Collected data
Start
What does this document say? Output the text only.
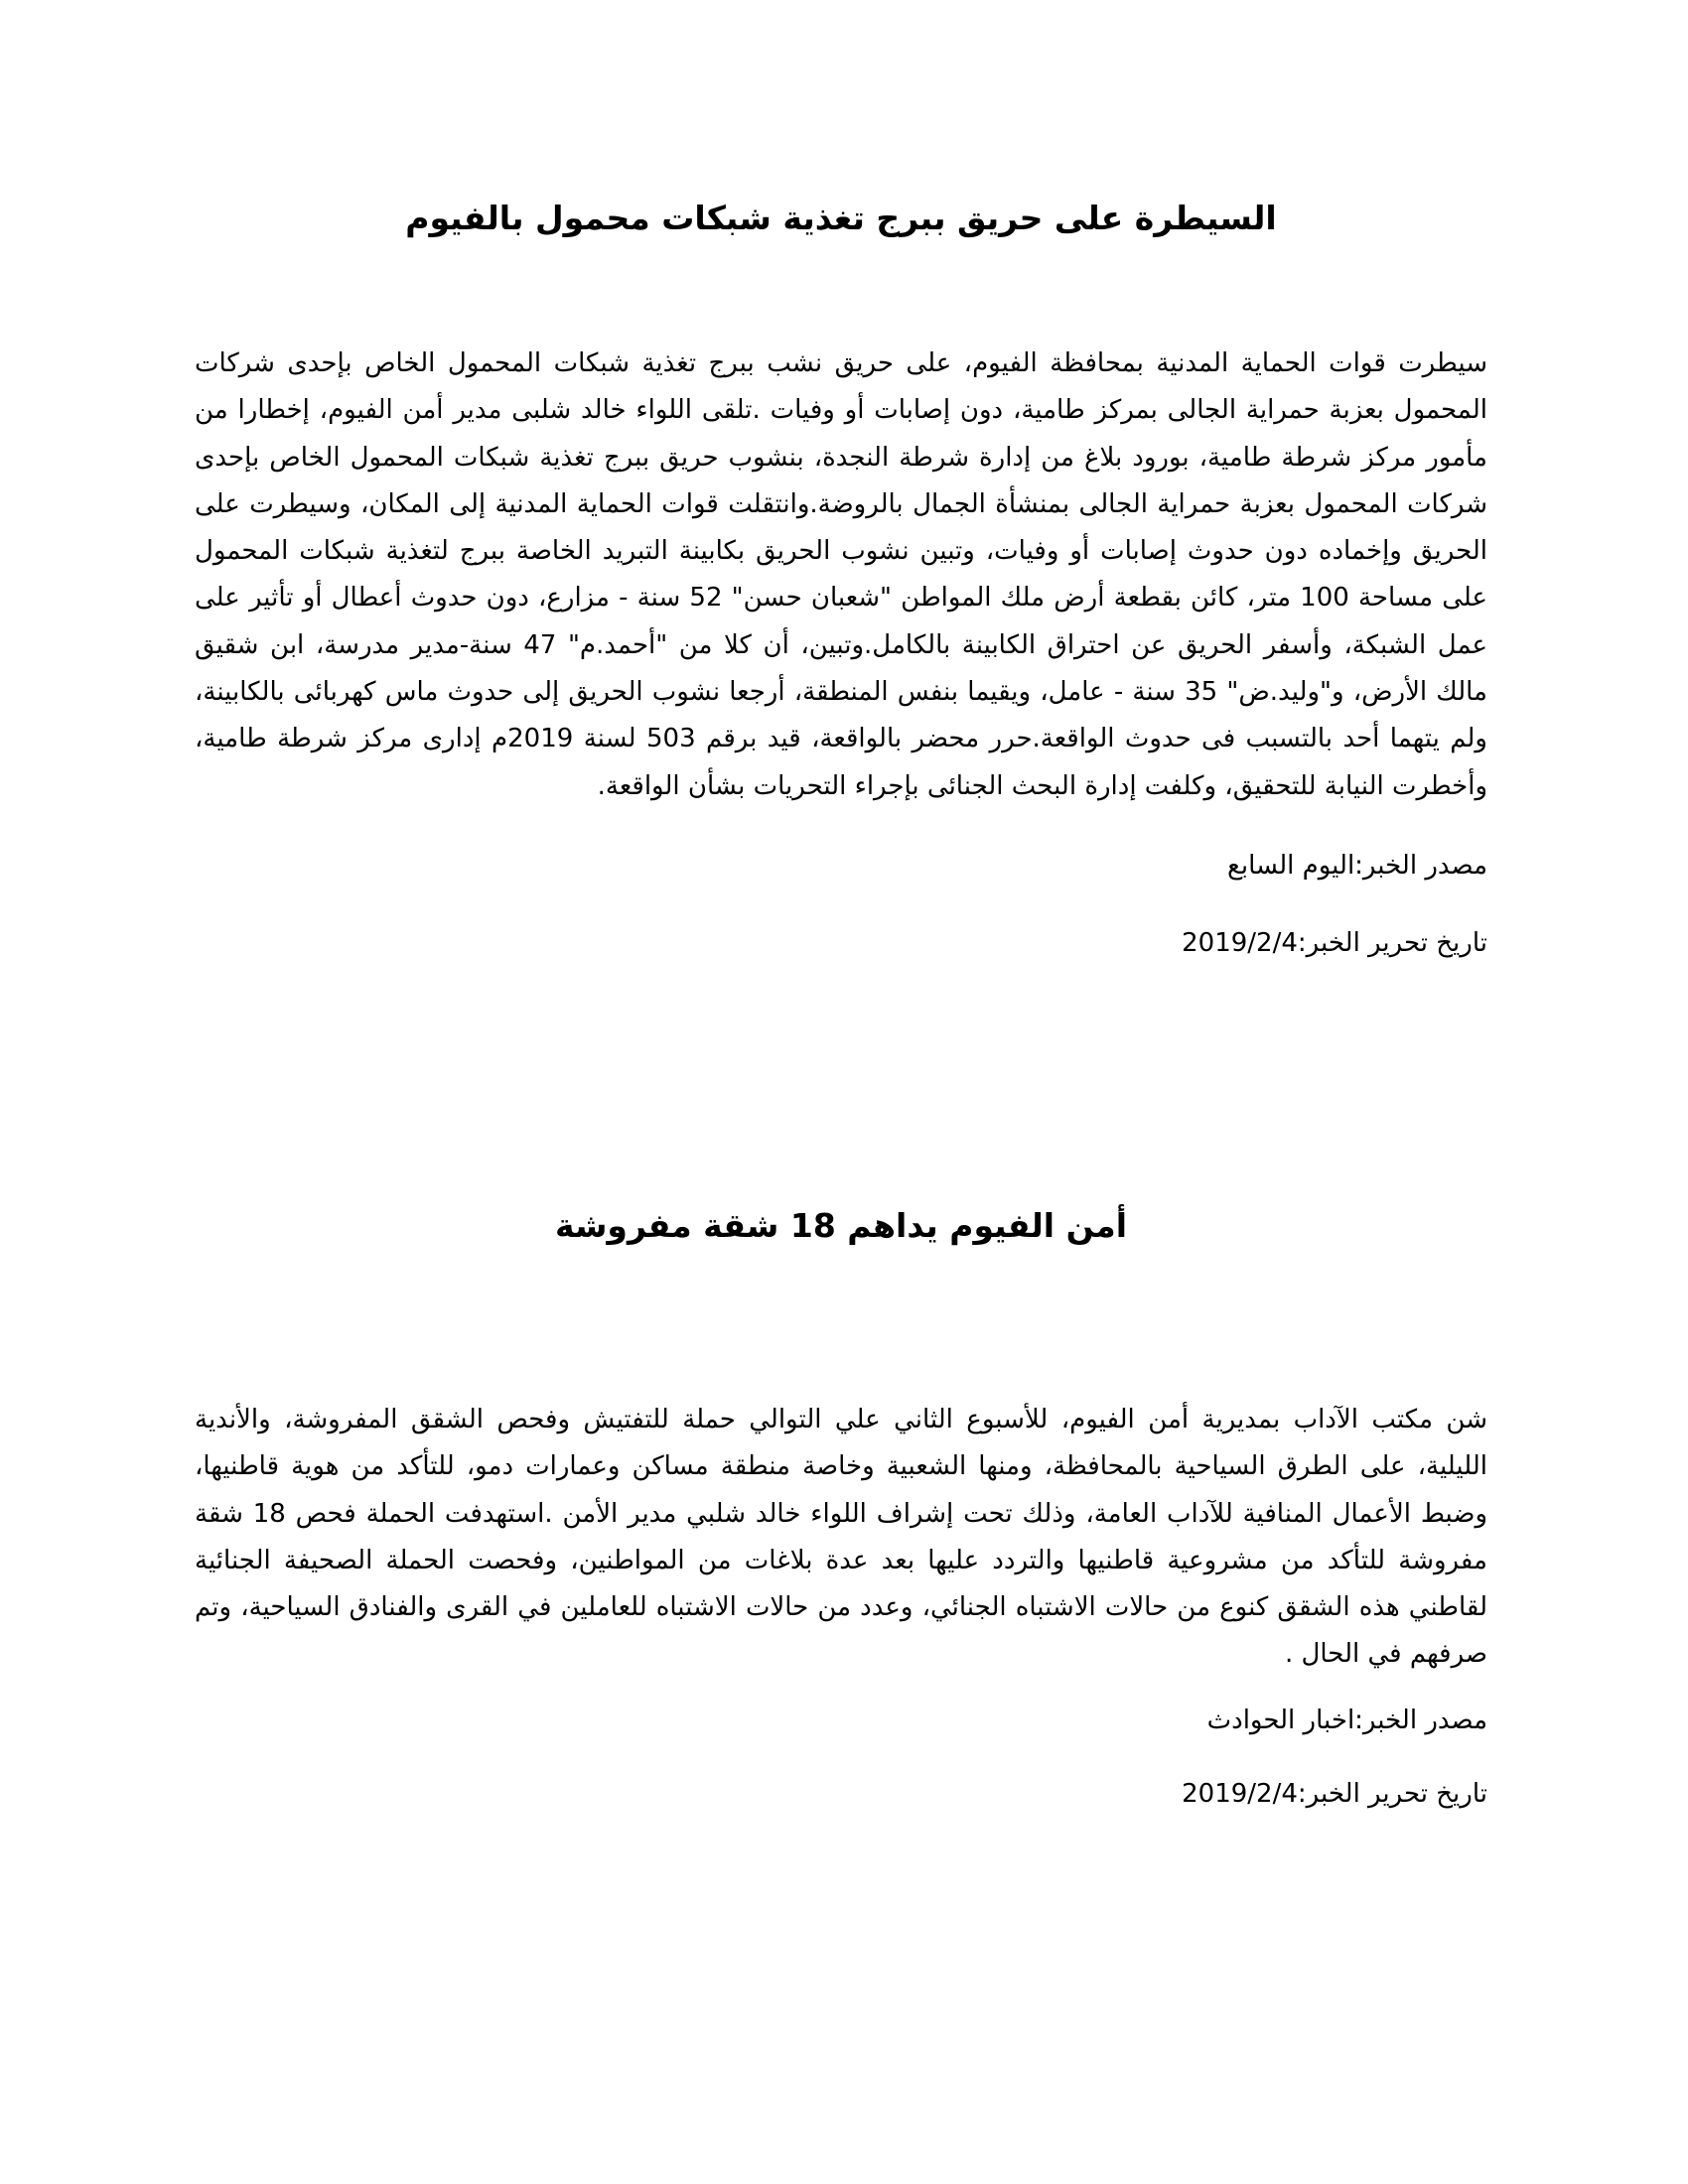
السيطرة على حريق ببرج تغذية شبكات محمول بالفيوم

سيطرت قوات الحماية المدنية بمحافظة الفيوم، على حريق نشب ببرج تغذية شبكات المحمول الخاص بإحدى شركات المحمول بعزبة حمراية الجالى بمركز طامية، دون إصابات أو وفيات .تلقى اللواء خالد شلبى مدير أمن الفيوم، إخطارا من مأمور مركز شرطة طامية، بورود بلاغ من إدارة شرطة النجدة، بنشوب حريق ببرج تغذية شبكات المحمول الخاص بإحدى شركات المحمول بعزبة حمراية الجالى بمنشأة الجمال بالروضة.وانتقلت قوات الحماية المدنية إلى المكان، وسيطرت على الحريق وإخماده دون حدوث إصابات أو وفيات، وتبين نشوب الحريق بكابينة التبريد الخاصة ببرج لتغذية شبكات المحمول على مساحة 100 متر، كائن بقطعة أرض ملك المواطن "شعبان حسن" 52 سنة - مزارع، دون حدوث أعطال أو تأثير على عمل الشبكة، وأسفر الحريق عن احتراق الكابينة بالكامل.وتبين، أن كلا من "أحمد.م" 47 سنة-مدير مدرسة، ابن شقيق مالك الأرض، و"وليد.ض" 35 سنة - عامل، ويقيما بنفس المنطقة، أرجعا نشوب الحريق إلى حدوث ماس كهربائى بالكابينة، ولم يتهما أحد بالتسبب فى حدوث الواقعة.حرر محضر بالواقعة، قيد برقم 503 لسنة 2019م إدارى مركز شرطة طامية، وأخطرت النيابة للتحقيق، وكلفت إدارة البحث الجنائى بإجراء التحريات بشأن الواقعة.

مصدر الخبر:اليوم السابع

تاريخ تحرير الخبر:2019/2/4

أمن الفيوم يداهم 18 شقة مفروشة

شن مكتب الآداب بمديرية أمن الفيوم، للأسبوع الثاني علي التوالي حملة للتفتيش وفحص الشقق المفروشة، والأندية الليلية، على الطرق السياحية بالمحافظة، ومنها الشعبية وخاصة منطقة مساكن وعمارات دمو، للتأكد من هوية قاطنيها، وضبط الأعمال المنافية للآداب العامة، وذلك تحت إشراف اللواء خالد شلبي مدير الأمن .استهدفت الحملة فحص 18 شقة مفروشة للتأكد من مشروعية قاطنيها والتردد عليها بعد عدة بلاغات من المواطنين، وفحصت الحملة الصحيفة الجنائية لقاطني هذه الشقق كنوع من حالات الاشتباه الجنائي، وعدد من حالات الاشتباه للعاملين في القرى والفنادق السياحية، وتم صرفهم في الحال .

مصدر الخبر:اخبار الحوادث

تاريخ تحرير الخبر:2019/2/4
End
■ **WHAT THE TASK ASKS**
Copy the material shown above in full and exactly. Skip the pictures.

■ **CORRECT ANSWER**
What does this document say? Output the text only.
السيطرة على حريق ببرج تغذية شبكات محمول بالفيوم

سيطرت قوات الحماية المدنية بمحافظة الفيوم، على حريق نشب ببرج تغذية شبكات المحمول الخاص بإحدى شركات المحمول بعزبة حمراية الجالى بمركز طامية، دون إصابات أو وفيات .تلقى اللواء خالد شلبى مدير أمن الفيوم، إخطارا من مأمور مركز شرطة طامية، بورود بلاغ من إدارة شرطة النجدة، بنشوب حريق ببرج تغذية شبكات المحمول الخاص بإحدى شركات المحمول بعزبة حمراية الجالى بمنشأة الجمال بالروضة.وانتقلت قوات الحماية المدنية إلى المكان، وسيطرت على الحريق وإخماده دون حدوث إصابات أو وفيات، وتبين نشوب الحريق بكابينة التبريد الخاصة ببرج لتغذية شبكات المحمول على مساحة 100 متر، كائن بقطعة أرض ملك المواطن "شعبان حسن" 52 سنة - مزارع، دون حدوث أعطال أو تأثير على عمل الشبكة، وأسفر الحريق عن احتراق الكابينة بالكامل.وتبين، أن كلا من "أحمد.م" 47 سنة-مدير مدرسة، ابن شقيق مالك الأرض، و"وليد.ض" 35 سنة - عامل، ويقيما بنفس المنطقة، أرجعا نشوب الحريق إلى حدوث ماس كهربائى بالكابينة، ولم يتهما أحد بالتسبب فى حدوث الواقعة.حرر محضر بالواقعة، قيد برقم 503 لسنة 2019م إدارى مركز شرطة طامية، وأخطرت النيابة للتحقيق، وكلفت إدارة البحث الجنائى بإجراء التحريات بشأن الواقعة.

مصدر الخبر:اليوم السابع

تاريخ تحرير الخبر:2019/2/4

أمن الفيوم يداهم 18 شقة مفروشة

شن مكتب الآداب بمديرية أمن الفيوم، للأسبوع الثاني علي التوالي حملة للتفتيش وفحص الشقق المفروشة، والأندية الليلية، على الطرق السياحية بالمحافظة، ومنها الشعبية وخاصة منطقة مساكن وعمارات دمو، للتأكد من هوية قاطنيها، وضبط الأعمال المنافية للآداب العامة، وذلك تحت إشراف اللواء خالد شلبي مدير الأمن .استهدفت الحملة فحص 18 شقة مفروشة للتأكد من مشروعية قاطنيها والتردد عليها بعد عدة بلاغات من المواطنين، وفحصت الحملة الصحيفة الجنائية لقاطني هذه الشقق كنوع من حالات الاشتباه الجنائي، وعدد من حالات الاشتباه للعاملين في القرى والفنادق السياحية، وتم صرفهم في الحال .

مصدر الخبر:اخبار الحوادث

تاريخ تحرير الخبر:2019/2/4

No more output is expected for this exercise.